[EXERCISE MATERIAL]
+++

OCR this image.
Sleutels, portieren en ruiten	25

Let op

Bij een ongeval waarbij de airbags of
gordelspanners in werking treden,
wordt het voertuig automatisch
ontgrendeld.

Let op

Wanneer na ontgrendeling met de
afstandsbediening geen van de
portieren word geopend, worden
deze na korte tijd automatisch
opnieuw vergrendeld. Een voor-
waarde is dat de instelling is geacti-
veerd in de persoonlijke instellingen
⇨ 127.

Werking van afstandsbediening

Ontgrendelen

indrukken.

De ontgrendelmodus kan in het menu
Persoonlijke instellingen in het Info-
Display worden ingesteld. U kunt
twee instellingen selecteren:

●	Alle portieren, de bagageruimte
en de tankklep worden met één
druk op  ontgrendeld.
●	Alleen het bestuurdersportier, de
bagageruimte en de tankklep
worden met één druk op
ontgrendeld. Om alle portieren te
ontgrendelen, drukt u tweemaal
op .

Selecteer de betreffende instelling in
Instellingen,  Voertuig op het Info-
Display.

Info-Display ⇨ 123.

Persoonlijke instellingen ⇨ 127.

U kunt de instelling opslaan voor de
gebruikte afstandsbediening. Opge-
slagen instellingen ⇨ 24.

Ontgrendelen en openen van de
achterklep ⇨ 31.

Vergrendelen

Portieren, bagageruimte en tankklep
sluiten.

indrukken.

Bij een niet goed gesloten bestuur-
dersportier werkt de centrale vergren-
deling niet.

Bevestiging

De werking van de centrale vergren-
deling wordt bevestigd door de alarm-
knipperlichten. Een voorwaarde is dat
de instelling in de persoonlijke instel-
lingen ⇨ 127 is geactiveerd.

+++

[CHALLENGE]
Write out every line of the material again, exactly as it reads.

[CORRECT OUTPUT]
OCR this image.
Sleutels, portieren en ruiten	25

Let op

Bij een ongeval waarbij de airbags of
gordelspanners in werking treden,
wordt het voertuig automatisch
ontgrendeld.

Let op

Wanneer na ontgrendeling met de
afstandsbediening geen van de
portieren word geopend, worden
deze na korte tijd automatisch
opnieuw vergrendeld. Een voor-
waarde is dat de instelling is geacti-
veerd in de persoonlijke instellingen
⇨ 127.

Werking van afstandsbediening

Ontgrendelen

indrukken.

De ontgrendelmodus kan in het menu
Persoonlijke instellingen in het Info-
Display worden ingesteld. U kunt
twee instellingen selecteren:

●	Alle portieren, de bagageruimte
en de tankklep worden met één
druk op  ontgrendeld.
●	Alleen het bestuurdersportier, de
bagageruimte en de tankklep
worden met één druk op
ontgrendeld. Om alle portieren te
ontgrendelen, drukt u tweemaal
op .

Selecteer de betreffende instelling in
Instellingen,  Voertuig op het Info-
Display.

Info-Display ⇨ 123.

Persoonlijke instellingen ⇨ 127.

U kunt de instelling opslaan voor de
gebruikte afstandsbediening. Opge-
slagen instellingen ⇨ 24.

Ontgrendelen en openen van de
achterklep ⇨ 31.

Vergrendelen

Portieren, bagageruimte en tankklep
sluiten.

indrukken.

Bij een niet goed gesloten bestuur-
dersportier werkt de centrale vergren-
deling niet.

Bevestiging

De werking van de centrale vergren-
deling wordt bevestigd door de alarm-
knipperlichten. Een voorwaarde is dat
de instelling in de persoonlijke instel-
lingen ⇨ 127 is geactiveerd.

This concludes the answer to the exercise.